== Do this ==
For the data below, work out how many lines contain the word "Correspondence" and supply only that number.

== Excerpted records ==
::::

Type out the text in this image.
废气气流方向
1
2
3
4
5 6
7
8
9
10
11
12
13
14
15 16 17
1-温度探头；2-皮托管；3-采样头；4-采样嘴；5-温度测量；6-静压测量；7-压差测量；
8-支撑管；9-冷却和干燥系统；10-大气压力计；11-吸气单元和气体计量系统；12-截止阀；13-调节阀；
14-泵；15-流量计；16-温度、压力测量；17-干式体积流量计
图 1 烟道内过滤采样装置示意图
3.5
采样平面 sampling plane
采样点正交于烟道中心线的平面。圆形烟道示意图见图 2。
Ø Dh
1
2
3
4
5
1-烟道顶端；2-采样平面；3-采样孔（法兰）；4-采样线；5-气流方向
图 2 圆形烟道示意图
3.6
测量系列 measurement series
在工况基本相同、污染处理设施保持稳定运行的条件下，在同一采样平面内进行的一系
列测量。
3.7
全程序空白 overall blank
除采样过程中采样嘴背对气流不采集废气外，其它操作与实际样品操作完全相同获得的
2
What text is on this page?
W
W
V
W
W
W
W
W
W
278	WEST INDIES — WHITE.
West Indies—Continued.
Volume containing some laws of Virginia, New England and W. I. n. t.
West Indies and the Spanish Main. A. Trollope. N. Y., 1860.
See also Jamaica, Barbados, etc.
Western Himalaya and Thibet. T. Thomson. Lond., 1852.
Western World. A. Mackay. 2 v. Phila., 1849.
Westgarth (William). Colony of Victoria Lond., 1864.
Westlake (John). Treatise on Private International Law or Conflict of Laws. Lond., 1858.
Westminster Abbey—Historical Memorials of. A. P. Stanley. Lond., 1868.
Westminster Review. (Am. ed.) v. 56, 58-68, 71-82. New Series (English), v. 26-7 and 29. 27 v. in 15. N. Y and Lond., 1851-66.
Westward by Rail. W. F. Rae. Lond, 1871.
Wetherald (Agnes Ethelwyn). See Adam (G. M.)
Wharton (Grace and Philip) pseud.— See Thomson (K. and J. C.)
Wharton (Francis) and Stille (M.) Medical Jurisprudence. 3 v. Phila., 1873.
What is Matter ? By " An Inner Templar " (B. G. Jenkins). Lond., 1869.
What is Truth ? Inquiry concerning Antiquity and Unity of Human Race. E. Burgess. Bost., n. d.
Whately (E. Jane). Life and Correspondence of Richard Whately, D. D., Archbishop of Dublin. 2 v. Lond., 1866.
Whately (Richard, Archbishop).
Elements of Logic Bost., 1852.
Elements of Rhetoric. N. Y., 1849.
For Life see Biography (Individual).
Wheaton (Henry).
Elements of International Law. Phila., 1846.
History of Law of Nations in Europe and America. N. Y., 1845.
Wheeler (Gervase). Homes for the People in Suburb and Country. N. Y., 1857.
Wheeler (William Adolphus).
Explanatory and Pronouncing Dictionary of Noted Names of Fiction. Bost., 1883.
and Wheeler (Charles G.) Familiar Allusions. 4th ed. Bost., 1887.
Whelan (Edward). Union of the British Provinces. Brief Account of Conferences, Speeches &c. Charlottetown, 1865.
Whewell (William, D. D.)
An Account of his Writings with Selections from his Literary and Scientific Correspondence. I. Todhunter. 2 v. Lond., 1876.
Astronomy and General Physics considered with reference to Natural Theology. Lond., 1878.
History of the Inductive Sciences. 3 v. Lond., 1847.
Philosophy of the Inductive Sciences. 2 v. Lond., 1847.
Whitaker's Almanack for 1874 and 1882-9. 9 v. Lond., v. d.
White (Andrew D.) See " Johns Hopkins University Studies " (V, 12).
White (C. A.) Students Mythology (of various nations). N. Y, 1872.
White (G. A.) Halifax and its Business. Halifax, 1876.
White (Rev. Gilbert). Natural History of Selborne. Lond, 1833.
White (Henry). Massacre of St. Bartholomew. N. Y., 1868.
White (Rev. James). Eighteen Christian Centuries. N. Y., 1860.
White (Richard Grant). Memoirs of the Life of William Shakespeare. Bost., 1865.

::::

== Final result ==
2